- PROBLEM TO SOLVE: Select from the data all lines with the word "Cabinet".

- DATA ROWS:
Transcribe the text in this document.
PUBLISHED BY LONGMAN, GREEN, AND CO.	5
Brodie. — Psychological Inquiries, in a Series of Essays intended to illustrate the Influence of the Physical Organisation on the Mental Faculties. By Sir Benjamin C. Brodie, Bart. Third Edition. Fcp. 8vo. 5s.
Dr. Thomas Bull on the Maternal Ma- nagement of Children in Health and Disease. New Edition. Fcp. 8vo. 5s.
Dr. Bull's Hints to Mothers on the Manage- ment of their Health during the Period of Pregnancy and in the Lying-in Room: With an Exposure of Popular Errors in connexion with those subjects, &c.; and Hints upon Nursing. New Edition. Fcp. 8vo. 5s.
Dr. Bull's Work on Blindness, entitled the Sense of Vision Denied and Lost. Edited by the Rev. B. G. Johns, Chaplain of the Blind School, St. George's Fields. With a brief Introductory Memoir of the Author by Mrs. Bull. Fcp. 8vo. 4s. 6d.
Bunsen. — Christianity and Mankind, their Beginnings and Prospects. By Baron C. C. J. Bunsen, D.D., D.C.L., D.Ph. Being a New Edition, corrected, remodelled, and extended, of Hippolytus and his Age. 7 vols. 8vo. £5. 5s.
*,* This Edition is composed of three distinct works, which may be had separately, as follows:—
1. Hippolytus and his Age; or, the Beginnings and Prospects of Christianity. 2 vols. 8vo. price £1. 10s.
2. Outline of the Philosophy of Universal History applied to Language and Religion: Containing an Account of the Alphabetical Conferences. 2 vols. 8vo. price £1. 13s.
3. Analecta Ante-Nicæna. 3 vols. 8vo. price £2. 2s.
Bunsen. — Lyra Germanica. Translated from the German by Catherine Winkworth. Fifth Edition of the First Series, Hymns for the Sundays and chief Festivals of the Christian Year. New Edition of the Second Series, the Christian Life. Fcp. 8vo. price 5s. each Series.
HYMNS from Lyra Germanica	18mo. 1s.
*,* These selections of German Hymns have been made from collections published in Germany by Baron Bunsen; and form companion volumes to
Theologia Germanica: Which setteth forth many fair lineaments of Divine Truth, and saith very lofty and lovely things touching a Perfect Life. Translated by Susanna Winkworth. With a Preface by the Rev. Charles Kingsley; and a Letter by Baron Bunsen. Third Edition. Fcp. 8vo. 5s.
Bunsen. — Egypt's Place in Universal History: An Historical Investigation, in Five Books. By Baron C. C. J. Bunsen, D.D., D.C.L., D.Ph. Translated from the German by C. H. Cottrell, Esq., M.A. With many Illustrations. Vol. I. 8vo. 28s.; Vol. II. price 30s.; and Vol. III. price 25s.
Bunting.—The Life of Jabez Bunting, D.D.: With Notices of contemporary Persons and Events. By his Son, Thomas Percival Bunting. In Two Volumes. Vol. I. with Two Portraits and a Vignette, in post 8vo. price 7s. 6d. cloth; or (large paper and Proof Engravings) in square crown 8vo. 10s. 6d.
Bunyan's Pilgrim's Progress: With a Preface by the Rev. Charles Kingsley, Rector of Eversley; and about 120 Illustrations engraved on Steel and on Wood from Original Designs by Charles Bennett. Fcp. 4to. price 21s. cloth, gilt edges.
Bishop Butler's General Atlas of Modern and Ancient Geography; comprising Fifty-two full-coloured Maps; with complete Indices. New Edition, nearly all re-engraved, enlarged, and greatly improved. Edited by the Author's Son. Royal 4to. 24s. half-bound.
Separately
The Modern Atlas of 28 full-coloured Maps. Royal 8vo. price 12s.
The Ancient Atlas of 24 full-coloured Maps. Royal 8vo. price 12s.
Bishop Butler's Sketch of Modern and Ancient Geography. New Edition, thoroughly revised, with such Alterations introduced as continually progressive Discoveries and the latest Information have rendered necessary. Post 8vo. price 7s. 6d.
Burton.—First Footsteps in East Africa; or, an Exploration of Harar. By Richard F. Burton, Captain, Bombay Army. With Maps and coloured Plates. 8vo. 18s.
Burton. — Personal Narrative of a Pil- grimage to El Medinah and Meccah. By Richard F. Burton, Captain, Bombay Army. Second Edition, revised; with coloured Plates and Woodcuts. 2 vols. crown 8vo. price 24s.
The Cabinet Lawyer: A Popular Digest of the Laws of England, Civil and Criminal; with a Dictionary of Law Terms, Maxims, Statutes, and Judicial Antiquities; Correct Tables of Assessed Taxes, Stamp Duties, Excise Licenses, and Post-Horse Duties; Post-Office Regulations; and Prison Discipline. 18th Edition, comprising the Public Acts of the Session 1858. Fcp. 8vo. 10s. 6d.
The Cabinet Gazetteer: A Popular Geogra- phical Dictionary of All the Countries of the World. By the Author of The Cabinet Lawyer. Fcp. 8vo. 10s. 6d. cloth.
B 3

- OUTPUT BELOW:
The Cabinet Lawyer: A Popular Digest of the Laws of England, Civil and Criminal; with a Dictionary of Law Terms, Maxims, Statutes, and Judicial Antiquities; Correct Tables of Assessed Taxes, Stamp Duties, Excise Licenses, and Post-Horse Duties; Post-Office Regulations; and Prison Discipline. 18th Edition, comprising the Public Acts of the Session 1858. Fcp. 8vo. 10s. 6d.
The Cabinet Gazetteer: A Popular Geogra- phical Dictionary of All the Countries of the World. By the Author of The Cabinet Lawyer. Fcp. 8vo. 10s. 6d. cloth.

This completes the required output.